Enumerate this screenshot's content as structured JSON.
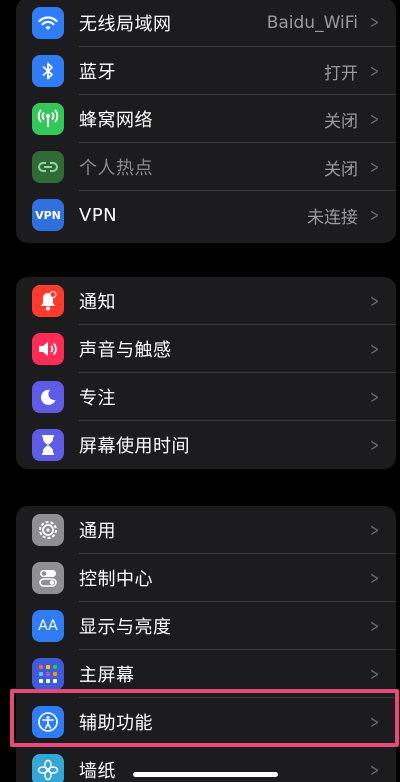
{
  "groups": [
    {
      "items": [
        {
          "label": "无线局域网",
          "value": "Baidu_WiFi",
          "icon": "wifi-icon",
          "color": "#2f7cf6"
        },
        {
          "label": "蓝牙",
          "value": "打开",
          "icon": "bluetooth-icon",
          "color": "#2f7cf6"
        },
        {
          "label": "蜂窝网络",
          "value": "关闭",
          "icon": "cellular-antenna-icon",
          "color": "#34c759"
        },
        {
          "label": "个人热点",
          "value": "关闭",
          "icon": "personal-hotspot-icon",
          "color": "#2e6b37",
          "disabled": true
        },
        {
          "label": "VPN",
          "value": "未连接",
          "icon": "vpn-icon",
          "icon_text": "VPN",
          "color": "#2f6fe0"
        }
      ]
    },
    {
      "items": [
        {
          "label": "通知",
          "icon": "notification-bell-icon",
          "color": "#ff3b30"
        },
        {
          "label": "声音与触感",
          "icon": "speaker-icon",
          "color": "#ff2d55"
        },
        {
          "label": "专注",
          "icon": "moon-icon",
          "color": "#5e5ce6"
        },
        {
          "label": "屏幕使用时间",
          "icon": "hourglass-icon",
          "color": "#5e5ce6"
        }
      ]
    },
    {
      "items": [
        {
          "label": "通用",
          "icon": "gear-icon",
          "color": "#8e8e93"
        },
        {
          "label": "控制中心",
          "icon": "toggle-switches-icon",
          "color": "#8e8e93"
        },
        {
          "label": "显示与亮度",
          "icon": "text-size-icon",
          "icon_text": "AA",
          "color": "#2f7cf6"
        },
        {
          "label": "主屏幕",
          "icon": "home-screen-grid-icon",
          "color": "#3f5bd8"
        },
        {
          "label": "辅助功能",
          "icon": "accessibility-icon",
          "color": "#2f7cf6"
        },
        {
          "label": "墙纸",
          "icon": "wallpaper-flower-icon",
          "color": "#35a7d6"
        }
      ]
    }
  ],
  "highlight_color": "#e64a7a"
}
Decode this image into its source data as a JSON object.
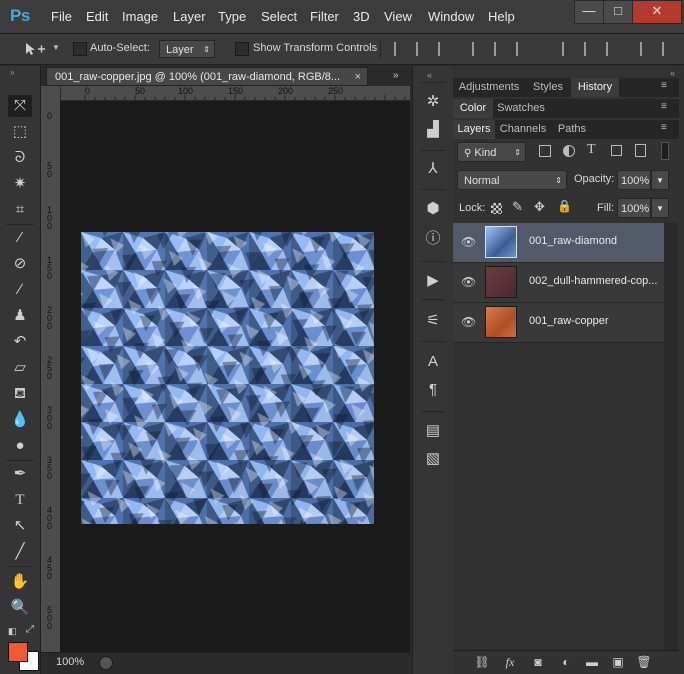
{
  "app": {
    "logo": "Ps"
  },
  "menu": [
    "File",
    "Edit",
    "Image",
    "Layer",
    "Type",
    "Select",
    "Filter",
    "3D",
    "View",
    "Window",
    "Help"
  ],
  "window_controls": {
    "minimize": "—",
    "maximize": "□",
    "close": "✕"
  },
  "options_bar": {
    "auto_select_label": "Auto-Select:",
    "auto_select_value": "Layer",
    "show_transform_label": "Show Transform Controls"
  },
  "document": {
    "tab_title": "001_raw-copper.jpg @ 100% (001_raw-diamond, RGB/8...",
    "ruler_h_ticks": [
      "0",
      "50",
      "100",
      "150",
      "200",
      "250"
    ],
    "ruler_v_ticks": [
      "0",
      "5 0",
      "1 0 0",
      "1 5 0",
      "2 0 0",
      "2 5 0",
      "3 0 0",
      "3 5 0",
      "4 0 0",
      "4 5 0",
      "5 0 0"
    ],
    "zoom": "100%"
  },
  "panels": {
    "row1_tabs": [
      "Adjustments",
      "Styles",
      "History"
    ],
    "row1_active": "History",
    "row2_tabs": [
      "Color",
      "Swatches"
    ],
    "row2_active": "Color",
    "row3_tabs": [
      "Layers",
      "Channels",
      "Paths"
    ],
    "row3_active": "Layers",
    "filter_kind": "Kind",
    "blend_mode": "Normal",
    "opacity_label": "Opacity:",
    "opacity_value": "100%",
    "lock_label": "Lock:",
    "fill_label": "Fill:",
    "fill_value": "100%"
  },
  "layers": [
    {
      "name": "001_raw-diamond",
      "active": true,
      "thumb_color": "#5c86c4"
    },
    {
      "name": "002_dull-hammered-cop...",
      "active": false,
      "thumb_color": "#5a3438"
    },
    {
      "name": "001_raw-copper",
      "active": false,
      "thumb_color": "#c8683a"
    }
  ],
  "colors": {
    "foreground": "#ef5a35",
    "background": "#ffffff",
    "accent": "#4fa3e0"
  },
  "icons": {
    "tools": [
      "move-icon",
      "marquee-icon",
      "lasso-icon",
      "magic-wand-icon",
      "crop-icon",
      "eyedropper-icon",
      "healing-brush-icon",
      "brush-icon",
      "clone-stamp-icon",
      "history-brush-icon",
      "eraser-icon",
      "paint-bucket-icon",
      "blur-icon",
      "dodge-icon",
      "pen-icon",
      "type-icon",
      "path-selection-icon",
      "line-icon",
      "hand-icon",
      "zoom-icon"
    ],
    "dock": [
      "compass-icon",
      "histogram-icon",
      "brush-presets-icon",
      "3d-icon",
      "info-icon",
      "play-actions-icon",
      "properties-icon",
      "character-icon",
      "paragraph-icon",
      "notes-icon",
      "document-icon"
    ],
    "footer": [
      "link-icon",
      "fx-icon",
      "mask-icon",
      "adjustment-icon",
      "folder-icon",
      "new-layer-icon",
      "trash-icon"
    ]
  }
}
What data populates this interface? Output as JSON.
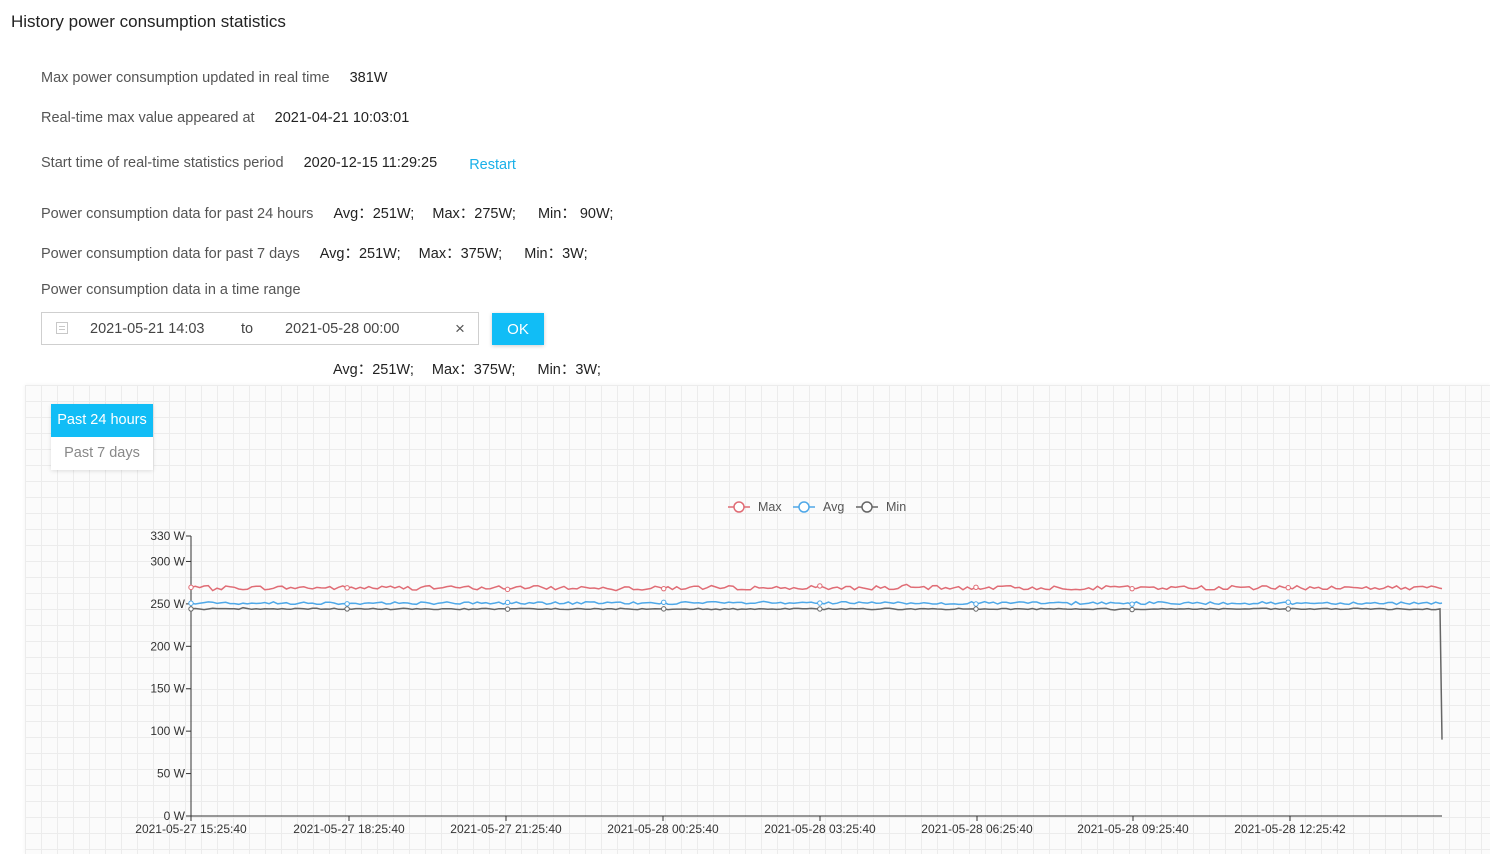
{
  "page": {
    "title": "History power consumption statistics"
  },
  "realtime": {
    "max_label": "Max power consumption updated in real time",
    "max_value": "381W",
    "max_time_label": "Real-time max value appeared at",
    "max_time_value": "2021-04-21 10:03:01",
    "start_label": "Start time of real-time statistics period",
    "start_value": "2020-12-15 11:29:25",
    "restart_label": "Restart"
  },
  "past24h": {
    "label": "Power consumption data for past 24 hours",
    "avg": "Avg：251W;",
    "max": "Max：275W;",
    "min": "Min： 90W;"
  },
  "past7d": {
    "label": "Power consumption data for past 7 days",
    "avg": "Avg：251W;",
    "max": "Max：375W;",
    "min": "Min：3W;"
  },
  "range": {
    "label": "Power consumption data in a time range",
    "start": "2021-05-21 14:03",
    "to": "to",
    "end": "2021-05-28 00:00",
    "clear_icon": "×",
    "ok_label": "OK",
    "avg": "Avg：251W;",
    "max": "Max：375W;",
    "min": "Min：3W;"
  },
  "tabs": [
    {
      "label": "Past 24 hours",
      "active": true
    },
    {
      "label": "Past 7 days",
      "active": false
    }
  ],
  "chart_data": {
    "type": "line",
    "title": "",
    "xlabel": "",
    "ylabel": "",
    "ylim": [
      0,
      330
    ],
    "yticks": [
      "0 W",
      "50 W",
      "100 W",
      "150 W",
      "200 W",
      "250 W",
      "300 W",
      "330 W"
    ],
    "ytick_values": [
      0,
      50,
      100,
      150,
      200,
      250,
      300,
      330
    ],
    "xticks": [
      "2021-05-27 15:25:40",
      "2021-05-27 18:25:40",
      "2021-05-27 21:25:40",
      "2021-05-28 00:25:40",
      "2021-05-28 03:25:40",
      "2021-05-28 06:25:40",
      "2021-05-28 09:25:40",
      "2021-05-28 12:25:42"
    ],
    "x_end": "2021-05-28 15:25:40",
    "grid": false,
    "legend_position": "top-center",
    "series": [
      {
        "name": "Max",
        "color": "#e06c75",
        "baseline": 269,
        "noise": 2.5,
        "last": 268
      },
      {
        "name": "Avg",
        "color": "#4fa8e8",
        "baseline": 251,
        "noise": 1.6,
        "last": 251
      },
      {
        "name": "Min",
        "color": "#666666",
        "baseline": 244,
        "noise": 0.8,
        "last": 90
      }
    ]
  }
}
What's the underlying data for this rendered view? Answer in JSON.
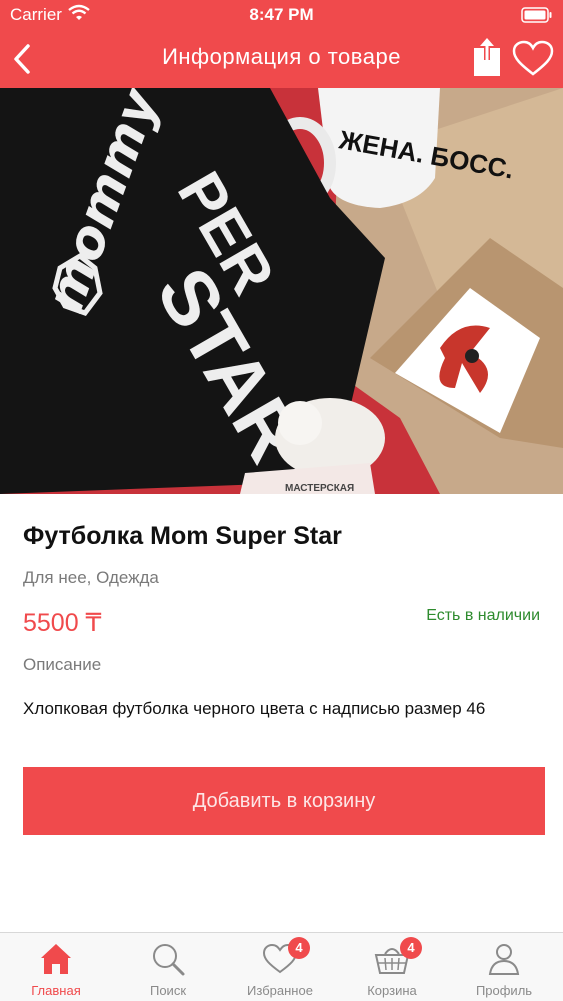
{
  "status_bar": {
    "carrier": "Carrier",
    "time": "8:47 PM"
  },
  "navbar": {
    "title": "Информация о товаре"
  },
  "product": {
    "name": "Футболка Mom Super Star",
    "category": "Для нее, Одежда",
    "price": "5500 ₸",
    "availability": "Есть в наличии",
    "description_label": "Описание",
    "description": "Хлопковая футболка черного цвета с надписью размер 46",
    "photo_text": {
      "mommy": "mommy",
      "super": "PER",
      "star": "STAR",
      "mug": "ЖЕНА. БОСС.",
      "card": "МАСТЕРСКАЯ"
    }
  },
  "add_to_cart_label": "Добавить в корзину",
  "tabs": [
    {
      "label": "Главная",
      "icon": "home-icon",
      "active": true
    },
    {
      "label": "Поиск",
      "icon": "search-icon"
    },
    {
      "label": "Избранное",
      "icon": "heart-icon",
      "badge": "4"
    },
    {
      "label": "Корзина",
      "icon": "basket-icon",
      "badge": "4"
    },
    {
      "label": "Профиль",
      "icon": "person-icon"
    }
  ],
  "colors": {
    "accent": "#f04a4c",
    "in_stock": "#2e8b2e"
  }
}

::::::

- [SET TASK]:
Among the records above, find each line holding the string "What" and pull it out.

- [THE COMPLETED TASK]:
What data populates this interface? Output as JSON.
What's the underlying data for this rendered view? Answer in JSON.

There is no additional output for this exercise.